begin Input material

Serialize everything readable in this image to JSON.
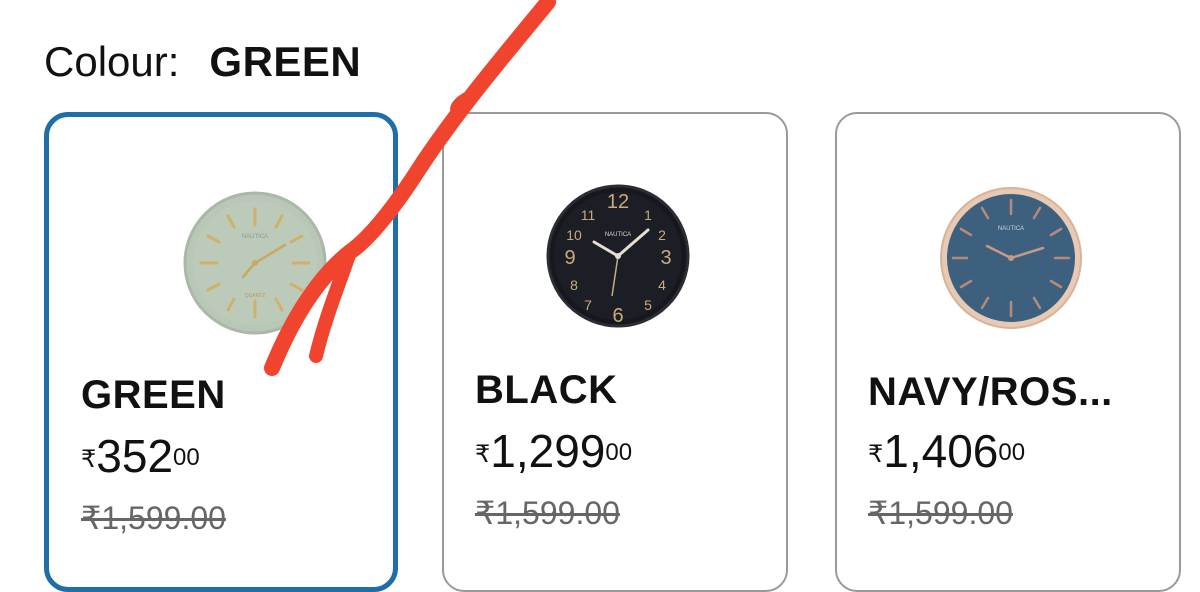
{
  "colour": {
    "label": "Colour:",
    "selected": "GREEN"
  },
  "variants": [
    {
      "name": "GREEN",
      "currency": "₹",
      "price_whole": "352",
      "price_fraction": "00",
      "mrp": "₹1,599.00",
      "selected": true,
      "clock_brand": "NAUTICA",
      "clock_sub": "QUARTZ"
    },
    {
      "name": "BLACK",
      "currency": "₹",
      "price_whole": "1,299",
      "price_fraction": "00",
      "mrp": "₹1,599.00",
      "selected": false,
      "clock_brand": "NAUTICA"
    },
    {
      "name": "NAVY/ROS...",
      "currency": "₹",
      "price_whole": "1,406",
      "price_fraction": "00",
      "mrp": "₹1,599.00",
      "selected": false,
      "clock_brand": "NAUTICA"
    }
  ],
  "colors": {
    "selected_border": "#1f6ea8",
    "annotation_stroke": "#f0442e"
  }
}
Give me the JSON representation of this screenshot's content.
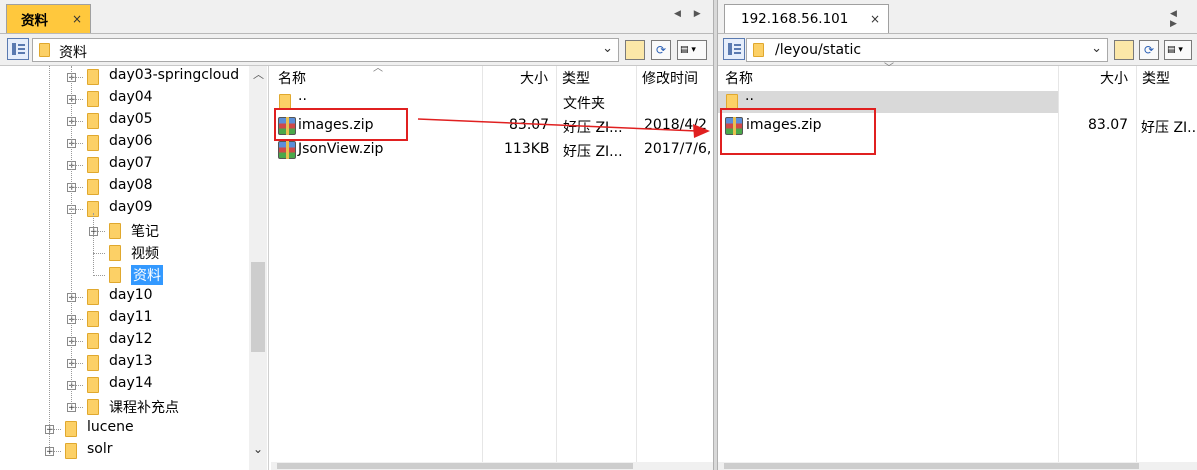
{
  "left": {
    "tab_label": "资料",
    "path": "资料",
    "tree": [
      {
        "label": "day03-springcloud",
        "level": 1,
        "expander": "+"
      },
      {
        "label": "day04",
        "level": 1,
        "expander": "+"
      },
      {
        "label": "day05",
        "level": 1,
        "expander": "+"
      },
      {
        "label": "day06",
        "level": 1,
        "expander": "+"
      },
      {
        "label": "day07",
        "level": 1,
        "expander": "+"
      },
      {
        "label": "day08",
        "level": 1,
        "expander": "+"
      },
      {
        "label": "day09",
        "level": 1,
        "expander": "-"
      },
      {
        "label": "笔记",
        "level": 2,
        "expander": "+"
      },
      {
        "label": "视频",
        "level": 2,
        "expander": ""
      },
      {
        "label": "资料",
        "level": 2,
        "expander": "",
        "selected": true
      },
      {
        "label": "day10",
        "level": 1,
        "expander": "+"
      },
      {
        "label": "day11",
        "level": 1,
        "expander": "+"
      },
      {
        "label": "day12",
        "level": 1,
        "expander": "+"
      },
      {
        "label": "day13",
        "level": 1,
        "expander": "+"
      },
      {
        "label": "day14",
        "level": 1,
        "expander": "+"
      },
      {
        "label": "课程补充点",
        "level": 1,
        "expander": "+"
      },
      {
        "label": "lucene",
        "level": 0,
        "expander": "+"
      },
      {
        "label": "solr",
        "level": 0,
        "expander": "+"
      }
    ],
    "columns": {
      "name": "名称",
      "size": "大小",
      "type": "类型",
      "modified": "修改时间"
    },
    "files": [
      {
        "name": "..",
        "size": "",
        "type": "文件夹",
        "modified": "",
        "icon": "folder-icon"
      },
      {
        "name": "images.zip",
        "size": "83.07",
        "type": "好压 ZI...",
        "modified": "2018/4/2",
        "icon": "zip-icon"
      },
      {
        "name": "JsonView.zip",
        "size": "113KB",
        "type": "好压 ZI...",
        "modified": "2017/7/6,",
        "icon": "zip-icon"
      }
    ]
  },
  "right": {
    "tab_label": "192.168.56.101",
    "tab_close": "×",
    "path": "/leyou/static",
    "columns": {
      "name": "名称",
      "size": "大小",
      "type": "类型"
    },
    "files": [
      {
        "name": "..",
        "size": "",
        "type": "",
        "icon": "folder-icon"
      },
      {
        "name": "images.zip",
        "size": "83.07",
        "type": "好压 ZI...",
        "icon": "zip-icon"
      }
    ]
  },
  "colors": {
    "highlight": "#e02020",
    "selection": "#3399ff",
    "folder": "#fcd066"
  }
}
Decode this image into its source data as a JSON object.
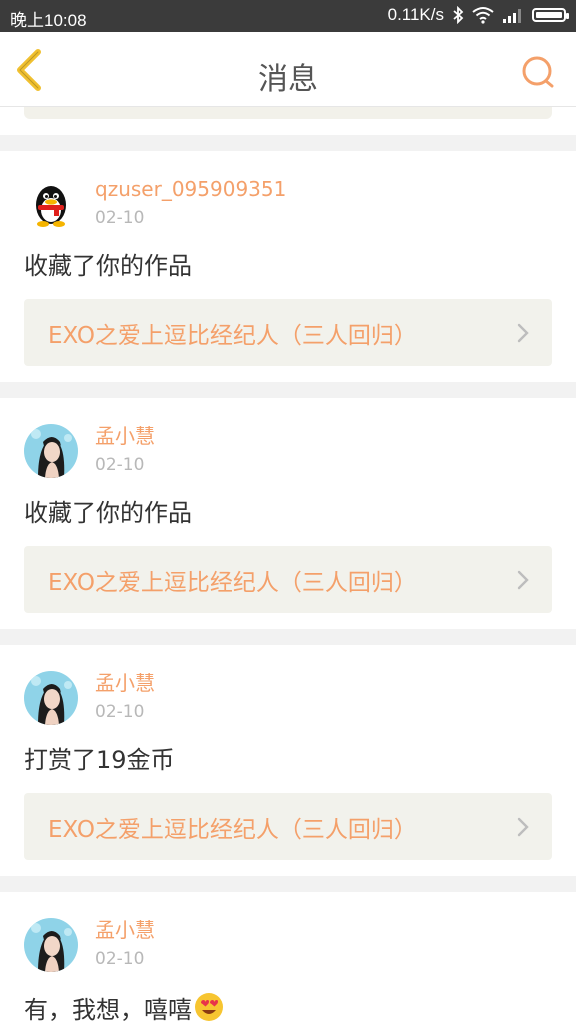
{
  "status_bar": {
    "time": "晚上10:08",
    "speed": "0.11K/s"
  },
  "header": {
    "title": "消息"
  },
  "colors": {
    "accent": "#f4a06a",
    "back_arrow": "#f0c030",
    "link_bg": "#f2f2ec"
  },
  "notifications": [
    {
      "username": "qzuser_095909351",
      "date": "02-10",
      "message": "收藏了你的作品",
      "work_title": "EXO之爱上逗比经纪人（三人回归）",
      "avatar": "qq-penguin-icon"
    },
    {
      "username": "孟小慧",
      "date": "02-10",
      "message": "收藏了你的作品",
      "work_title": "EXO之爱上逗比经纪人（三人回归）",
      "avatar": "photo-avatar"
    },
    {
      "username": "孟小慧",
      "date": "02-10",
      "message": "打赏了19金币",
      "work_title": "EXO之爱上逗比经纪人（三人回归）",
      "avatar": "photo-avatar"
    },
    {
      "username": "孟小慧",
      "date": "02-10",
      "message": "有，我想，嘻嘻",
      "avatar": "photo-avatar",
      "emoji": "heart-eyes-emoji-icon"
    }
  ]
}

end Input material

→ **What the exercise asks**: Check every line of the data, and copy the ones that contain "message".

→ **Exercise result**:
      "message": "收藏了你的作品",
      "message": "收藏了你的作品",
      "message": "打赏了19金币",
      "message": "有，我想，嘻嘻",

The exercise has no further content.